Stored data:
◇ ◇ ◇

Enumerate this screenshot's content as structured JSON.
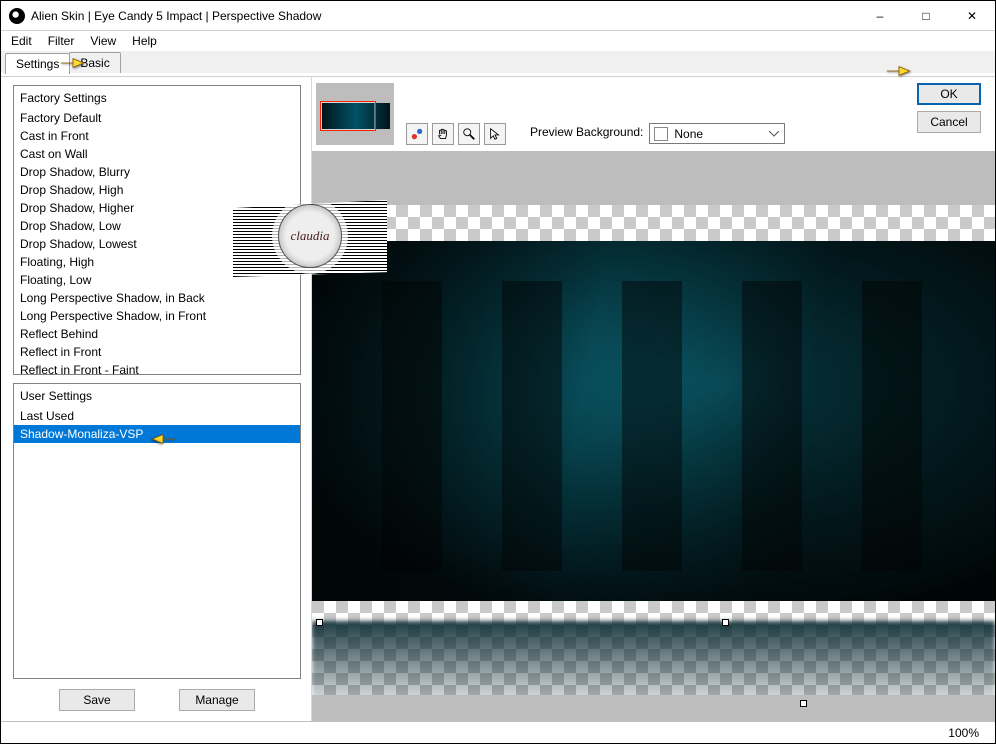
{
  "window": {
    "title": "Alien Skin | Eye Candy 5 Impact | Perspective Shadow"
  },
  "menu": {
    "items": [
      "Edit",
      "Filter",
      "View",
      "Help"
    ]
  },
  "tabs": {
    "items": [
      "Settings",
      "Basic"
    ],
    "active": 0
  },
  "factory": {
    "header": "Factory Settings",
    "items": [
      "Factory Default",
      "Cast in Front",
      "Cast on Wall",
      "Drop Shadow, Blurry",
      "Drop Shadow, High",
      "Drop Shadow, Higher",
      "Drop Shadow, Low",
      "Drop Shadow, Lowest",
      "Floating, High",
      "Floating, Low",
      "Long Perspective Shadow, in Back",
      "Long Perspective Shadow, in Front",
      "Reflect Behind",
      "Reflect in Front",
      "Reflect in Front - Faint"
    ]
  },
  "user": {
    "header": "User Settings",
    "items": [
      "Last Used",
      "Shadow-Monaliza-VSP"
    ],
    "selected": 1
  },
  "buttons": {
    "save": "Save",
    "manage": "Manage",
    "ok": "OK",
    "cancel": "Cancel"
  },
  "previewbg": {
    "label": "Preview Background:",
    "value": "None"
  },
  "status": {
    "zoom": "100%"
  },
  "stamp": {
    "text": "claudia"
  }
}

◇ ◇ ◇

Written request:
Quote each record exactly as it stands, minus the pictures.

Final result:
Enumerate this screenshot's content as structured JSON.
{
  "window": {
    "title": "Alien Skin | Eye Candy 5 Impact | Perspective Shadow"
  },
  "menu": {
    "items": [
      "Edit",
      "Filter",
      "View",
      "Help"
    ]
  },
  "tabs": {
    "items": [
      "Settings",
      "Basic"
    ],
    "active": 0
  },
  "factory": {
    "header": "Factory Settings",
    "items": [
      "Factory Default",
      "Cast in Front",
      "Cast on Wall",
      "Drop Shadow, Blurry",
      "Drop Shadow, High",
      "Drop Shadow, Higher",
      "Drop Shadow, Low",
      "Drop Shadow, Lowest",
      "Floating, High",
      "Floating, Low",
      "Long Perspective Shadow, in Back",
      "Long Perspective Shadow, in Front",
      "Reflect Behind",
      "Reflect in Front",
      "Reflect in Front - Faint"
    ]
  },
  "user": {
    "header": "User Settings",
    "items": [
      "Last Used",
      "Shadow-Monaliza-VSP"
    ],
    "selected": 1
  },
  "buttons": {
    "save": "Save",
    "manage": "Manage",
    "ok": "OK",
    "cancel": "Cancel"
  },
  "previewbg": {
    "label": "Preview Background:",
    "value": "None"
  },
  "status": {
    "zoom": "100%"
  },
  "stamp": {
    "text": "claudia"
  }
}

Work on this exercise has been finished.